**Testo di partenza**
-- -- --

Il giorno prima dell’uscita del ritorno “elettronico” dei Bdrmm, nonché loro terzo capitolo, “Microtonic”, abbiamo chiacchierato un po’ con Joe Vickers per saperne di più in merito alle tematiche affrontate nell’opera, tra distopia e introspezione, e soprattutto di questa nuova direzione intrapresa a livello stilistico, in attesa di rivederli a Milano e a Bologna e poter finalmente sentire i nuovi brani dal vivo a fine marzo.
Ciao Joe! Domani esce “Microtonic” e a breve partirà il nuovo tour a supporto dell’album, come ti senti?
Sono davvero emozionato. Ovviamente c'è sempre una lunga attesa tra la fine della registrazione di un album e poi la sua pubblicazione effettiva, la gente che ascolta la musica e tutto il resto. È fantastico averlo finalmente pubblicato e penso che la cosa che ci piace di più sia suonare le canzoni dal vivo. È davvero emozionante andare in tour con il nuovo disco e poter condividere con il pubblico le nuove canzoni.
A livello di sound vi siete avvicinati a territori molto più dance, quali sono state le influenze che vi hanno ispirato durante la composizione del disco? Ascoltavate artisti in particolare?

-- -- --

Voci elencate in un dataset
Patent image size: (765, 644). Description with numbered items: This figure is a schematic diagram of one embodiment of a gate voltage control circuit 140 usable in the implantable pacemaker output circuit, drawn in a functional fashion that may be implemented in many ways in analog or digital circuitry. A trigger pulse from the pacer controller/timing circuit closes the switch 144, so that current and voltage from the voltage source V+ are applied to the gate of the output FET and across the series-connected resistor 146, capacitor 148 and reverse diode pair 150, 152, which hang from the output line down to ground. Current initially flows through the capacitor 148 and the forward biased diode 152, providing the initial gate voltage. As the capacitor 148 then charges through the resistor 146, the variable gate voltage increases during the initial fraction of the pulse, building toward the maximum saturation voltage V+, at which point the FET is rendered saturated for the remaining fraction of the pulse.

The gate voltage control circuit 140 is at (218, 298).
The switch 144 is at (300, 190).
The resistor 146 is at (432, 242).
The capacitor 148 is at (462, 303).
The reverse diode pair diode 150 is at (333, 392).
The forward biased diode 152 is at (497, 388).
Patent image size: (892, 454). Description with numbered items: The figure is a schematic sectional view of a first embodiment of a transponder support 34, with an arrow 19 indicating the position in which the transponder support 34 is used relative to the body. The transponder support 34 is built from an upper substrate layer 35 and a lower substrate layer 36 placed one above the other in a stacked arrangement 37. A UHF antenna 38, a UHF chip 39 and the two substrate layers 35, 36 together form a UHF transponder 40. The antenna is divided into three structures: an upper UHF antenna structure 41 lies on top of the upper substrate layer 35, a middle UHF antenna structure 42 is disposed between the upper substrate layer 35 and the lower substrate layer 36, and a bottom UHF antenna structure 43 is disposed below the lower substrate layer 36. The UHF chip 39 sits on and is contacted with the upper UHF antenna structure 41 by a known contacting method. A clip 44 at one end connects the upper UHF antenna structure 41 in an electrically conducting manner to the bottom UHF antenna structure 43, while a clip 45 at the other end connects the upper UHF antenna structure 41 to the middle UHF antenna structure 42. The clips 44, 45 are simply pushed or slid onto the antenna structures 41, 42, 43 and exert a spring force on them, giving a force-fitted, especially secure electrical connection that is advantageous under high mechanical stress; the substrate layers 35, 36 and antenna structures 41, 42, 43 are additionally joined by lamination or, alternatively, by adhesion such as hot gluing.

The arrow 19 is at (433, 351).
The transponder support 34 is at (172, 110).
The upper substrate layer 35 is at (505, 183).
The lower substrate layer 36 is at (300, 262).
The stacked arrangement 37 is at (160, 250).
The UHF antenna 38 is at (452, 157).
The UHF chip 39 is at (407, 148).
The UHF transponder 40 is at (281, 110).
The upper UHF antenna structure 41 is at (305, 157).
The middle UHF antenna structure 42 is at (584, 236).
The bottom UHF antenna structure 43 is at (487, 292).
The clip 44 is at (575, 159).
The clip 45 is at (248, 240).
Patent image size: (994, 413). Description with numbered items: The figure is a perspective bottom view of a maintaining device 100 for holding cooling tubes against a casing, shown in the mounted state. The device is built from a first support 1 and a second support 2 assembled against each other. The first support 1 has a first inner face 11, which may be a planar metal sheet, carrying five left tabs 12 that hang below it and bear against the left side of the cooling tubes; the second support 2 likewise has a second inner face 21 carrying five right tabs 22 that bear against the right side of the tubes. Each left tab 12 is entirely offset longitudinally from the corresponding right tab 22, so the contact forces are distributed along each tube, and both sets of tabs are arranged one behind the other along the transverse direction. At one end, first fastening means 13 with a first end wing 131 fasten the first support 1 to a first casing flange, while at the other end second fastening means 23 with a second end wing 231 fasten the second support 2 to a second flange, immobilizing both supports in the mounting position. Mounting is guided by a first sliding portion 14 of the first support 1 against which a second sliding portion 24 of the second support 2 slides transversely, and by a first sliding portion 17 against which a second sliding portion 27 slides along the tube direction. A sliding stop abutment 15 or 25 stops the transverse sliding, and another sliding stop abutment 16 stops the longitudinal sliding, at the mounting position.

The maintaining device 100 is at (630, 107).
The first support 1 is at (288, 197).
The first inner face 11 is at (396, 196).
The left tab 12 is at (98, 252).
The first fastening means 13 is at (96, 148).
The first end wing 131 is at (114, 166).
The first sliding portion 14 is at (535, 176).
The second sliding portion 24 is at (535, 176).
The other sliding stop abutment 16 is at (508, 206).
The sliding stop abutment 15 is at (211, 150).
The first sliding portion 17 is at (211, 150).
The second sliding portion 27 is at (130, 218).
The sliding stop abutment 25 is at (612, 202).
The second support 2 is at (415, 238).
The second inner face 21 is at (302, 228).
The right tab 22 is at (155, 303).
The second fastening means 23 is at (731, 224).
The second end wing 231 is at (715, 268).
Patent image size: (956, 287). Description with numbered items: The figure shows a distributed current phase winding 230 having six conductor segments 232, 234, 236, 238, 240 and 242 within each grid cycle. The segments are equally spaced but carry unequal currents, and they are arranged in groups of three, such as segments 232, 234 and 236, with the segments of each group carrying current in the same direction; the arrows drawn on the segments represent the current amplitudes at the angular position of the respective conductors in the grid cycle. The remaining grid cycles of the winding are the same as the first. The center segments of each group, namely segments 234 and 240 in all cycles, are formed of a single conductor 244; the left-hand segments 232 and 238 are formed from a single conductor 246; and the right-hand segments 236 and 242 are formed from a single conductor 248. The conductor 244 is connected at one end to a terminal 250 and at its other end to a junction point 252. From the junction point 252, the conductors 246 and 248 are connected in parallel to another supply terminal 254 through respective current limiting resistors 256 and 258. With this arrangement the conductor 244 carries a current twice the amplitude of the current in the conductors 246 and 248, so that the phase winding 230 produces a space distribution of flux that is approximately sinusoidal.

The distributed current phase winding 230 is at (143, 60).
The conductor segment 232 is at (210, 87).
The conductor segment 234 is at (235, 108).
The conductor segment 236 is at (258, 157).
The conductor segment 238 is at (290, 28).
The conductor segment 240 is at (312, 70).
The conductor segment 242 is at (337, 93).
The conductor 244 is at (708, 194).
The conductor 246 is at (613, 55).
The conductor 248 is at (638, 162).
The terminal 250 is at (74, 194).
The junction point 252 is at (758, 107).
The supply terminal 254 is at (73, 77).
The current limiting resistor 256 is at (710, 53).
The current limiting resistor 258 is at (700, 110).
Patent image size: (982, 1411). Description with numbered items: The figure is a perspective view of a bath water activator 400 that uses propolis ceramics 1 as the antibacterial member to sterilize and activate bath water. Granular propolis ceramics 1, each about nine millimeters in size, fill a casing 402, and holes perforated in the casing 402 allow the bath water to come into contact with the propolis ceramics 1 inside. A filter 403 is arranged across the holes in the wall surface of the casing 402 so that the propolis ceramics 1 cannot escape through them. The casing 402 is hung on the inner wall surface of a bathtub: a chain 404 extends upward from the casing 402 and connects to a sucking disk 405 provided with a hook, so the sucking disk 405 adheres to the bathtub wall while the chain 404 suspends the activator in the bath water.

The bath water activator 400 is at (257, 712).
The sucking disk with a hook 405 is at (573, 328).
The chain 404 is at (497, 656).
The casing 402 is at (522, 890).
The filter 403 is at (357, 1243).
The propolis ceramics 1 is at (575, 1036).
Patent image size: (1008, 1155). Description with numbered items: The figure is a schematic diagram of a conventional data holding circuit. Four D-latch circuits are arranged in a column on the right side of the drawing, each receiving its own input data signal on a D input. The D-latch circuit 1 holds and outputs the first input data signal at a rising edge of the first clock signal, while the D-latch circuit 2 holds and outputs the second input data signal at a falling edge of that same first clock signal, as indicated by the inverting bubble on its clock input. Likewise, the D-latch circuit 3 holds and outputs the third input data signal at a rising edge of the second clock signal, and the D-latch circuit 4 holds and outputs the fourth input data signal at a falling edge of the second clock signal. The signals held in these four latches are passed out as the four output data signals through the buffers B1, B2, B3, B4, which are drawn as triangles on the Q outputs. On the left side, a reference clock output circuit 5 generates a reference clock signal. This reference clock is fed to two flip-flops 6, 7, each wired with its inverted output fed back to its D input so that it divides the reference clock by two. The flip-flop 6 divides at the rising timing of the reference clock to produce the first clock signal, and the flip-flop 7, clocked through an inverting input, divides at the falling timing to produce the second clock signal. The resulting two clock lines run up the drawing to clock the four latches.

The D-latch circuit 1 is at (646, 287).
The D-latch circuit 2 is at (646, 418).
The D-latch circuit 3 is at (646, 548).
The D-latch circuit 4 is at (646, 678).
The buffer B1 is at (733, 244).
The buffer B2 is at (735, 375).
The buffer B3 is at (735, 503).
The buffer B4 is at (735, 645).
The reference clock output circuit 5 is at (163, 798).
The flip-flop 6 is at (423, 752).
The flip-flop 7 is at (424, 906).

-- -- --

**Serie di esercizi**
1. Ricopia dall'intervista ai Bdrmm il passo che va da "Ciao Joe! Domani" fino a "le nuove canzoni.".
2. Nell'intervista ai Bdrmm, in quali città si potrà rivedere la band dal vivo a fine marzo?
3. Porta avanti l'intervista ai Bdrmm a partire dall'ultima domanda riportata.

**Soluzioni per numero**
1.
Ciao Joe! Domani esce “Microtonic” e a breve partirà il nuovo tour a supporto dell’album, come ti senti?
Sono davvero emozionato. Ovviamente c'è sempre una lunga attesa tra la fine della registrazione di un album e poi la sua pubblicazione effettiva, la gente che ascolta la musica e tutto il resto. È fantastico averlo finalmente pubblicato e penso che la cosa che ci piace di più sia suonare le canzoni dal vivo. È davvero emozionante andare in tour con il nuovo disco e poter condividere con il pubblico le nuove canzoni.

2. A Milano e a Bologna.

3.
Penso che abbiamo tutti ascoltato molta più musica elettronica in generale, che si tratti di Four Tet, che si tratti dei Radiohead. Voglio dire, ci sono influenze che abbiamo sempre avuto per molti anni: Aphex Twin, Squarepusher, quel tipo di cose ci sono sempre state. Ryan e Jordan, che fanno anche la maggior parte delle composizioni, hanno entrambi sviluppato le loro capacità in termini di creare musica elettronica. Io e Conor lavoriamo in modo molto diverso. In un certo senso lavoriamo sui loro demo e costruiamo le canzoni. In termini di influenze esterne, solo un sacco di cose che stanno succedendo nel mondo: riflette molto su cose terribili che stanno accadendo nella società, politicamente e anche sull'ansia quotidiana. Quindi è un po' come cercare di racchiudere un sacco di temi in tutto questo, e spero che arrivi agli ascoltatori. Oltre a ciò, ho appena finito di leggere un libro di Philip K. Dick, quello che ha ispirato "Blade Runner", “Do Androids Dream Of Electric Sheep?”, giusto qualche settimana fa, e questo è quel tipo di idea distopica di futuro che suona come un tema in tutto l'album.
La traccia più rappresentativa di questa piccola evoluzione può essere considerata “John On The Ceiling”, scritta a inizio carriera e completata molto dopo, giusto?
Assolutamente sì.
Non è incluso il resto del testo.